* **Excerpt provided**:
Please see my concession speech at http://clytie-randomhearts.blogspot.com/2010/05/rusty-heart-for-owen.html

The Sagittarian said...

Sorry I'm late, I'd have been here sooner but its been raining so hard I decided to wait out the gate incase you all floated past! I see you and Big Sis are planning a visit, will hurry the builders along and start freezing the ice cubes for our afternoon soirees. Ernie has offered to be butler....
Love these rhodos. We have several rhodo plants here, so bring your camera with you!

PeterParis said...

If I see correctly from your photos, it seems that the young generation in your family appreciates the beauty of these flowers more than you did at the same age! A nice walk you had there, with less of crowds than on the Champs Elysées this weekend! I have spotted some nice rhododendrons also in the Paris parks, but to discover treasures like this is definitely more exiting!

Anonymous said...

Very impressive how a leaving creature can raise and shine when having the proper weather and conditions. I think it would be impossible to see those huge plants raising that high two or three months ago for instance. And this lead me to think on people and how the very same apply on them, no gift will raise and blossom without the proper soil and weather. Oh Owen, and i love your new header image!! =)

Virginia said...

* **Tasks to carry out**:
[a] Please list every commenter name that appears in the comments above.
[b] According to the comments above, who has offered to be butler?

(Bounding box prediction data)
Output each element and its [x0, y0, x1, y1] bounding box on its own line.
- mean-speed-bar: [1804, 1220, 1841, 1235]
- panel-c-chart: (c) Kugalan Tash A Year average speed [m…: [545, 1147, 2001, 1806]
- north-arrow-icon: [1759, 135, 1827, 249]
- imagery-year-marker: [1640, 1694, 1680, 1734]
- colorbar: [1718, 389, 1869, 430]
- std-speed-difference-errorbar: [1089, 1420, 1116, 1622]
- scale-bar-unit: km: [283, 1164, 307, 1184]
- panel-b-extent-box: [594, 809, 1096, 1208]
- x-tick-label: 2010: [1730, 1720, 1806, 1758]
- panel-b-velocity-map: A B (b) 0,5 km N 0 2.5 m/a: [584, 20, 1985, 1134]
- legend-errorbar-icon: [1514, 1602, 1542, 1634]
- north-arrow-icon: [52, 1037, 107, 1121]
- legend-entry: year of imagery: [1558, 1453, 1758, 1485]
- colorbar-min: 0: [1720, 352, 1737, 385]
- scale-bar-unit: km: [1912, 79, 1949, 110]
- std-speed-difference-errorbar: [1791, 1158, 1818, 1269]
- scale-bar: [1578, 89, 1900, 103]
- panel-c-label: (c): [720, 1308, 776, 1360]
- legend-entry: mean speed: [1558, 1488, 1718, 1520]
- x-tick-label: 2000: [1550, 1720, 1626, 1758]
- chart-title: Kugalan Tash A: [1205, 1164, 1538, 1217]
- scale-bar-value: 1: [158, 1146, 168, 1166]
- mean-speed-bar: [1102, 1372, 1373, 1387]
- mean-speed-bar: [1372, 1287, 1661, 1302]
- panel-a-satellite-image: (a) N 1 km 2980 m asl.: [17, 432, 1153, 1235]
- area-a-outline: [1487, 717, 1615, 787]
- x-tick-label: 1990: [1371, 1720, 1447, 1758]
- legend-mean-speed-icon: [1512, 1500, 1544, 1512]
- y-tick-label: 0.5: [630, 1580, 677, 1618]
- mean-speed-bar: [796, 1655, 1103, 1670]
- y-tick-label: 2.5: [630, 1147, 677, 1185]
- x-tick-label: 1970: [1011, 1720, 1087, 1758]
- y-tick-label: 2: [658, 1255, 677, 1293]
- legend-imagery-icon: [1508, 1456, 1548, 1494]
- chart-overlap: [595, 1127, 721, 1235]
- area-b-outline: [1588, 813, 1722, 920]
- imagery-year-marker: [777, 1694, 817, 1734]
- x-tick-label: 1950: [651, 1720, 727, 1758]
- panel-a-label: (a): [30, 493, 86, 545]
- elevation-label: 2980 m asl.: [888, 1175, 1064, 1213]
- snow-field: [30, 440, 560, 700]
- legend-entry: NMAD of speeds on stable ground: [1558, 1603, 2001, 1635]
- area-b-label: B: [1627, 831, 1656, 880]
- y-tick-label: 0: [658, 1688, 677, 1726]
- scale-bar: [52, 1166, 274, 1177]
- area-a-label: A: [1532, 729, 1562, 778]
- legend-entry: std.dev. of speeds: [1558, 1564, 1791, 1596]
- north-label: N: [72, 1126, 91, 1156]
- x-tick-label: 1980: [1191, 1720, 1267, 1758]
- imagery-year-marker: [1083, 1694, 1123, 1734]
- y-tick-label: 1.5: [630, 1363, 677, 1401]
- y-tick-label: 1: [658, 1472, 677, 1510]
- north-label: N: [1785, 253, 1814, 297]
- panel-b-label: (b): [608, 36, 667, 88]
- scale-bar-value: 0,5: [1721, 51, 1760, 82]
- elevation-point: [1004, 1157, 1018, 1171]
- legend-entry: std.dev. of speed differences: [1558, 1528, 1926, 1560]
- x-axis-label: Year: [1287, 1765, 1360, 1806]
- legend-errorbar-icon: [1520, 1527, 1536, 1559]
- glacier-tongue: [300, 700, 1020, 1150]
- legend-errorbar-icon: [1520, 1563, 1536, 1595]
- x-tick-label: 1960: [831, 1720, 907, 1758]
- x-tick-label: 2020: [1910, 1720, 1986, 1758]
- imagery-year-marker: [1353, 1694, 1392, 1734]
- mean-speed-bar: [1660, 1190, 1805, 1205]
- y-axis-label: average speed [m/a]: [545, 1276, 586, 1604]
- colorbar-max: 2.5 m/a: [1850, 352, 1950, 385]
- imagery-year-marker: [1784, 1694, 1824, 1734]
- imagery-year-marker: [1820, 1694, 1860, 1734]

* **Solutions to the exercise**:
[a] The Sagittarian, PeterParis, Anonymous, Virginia

[b] Ernie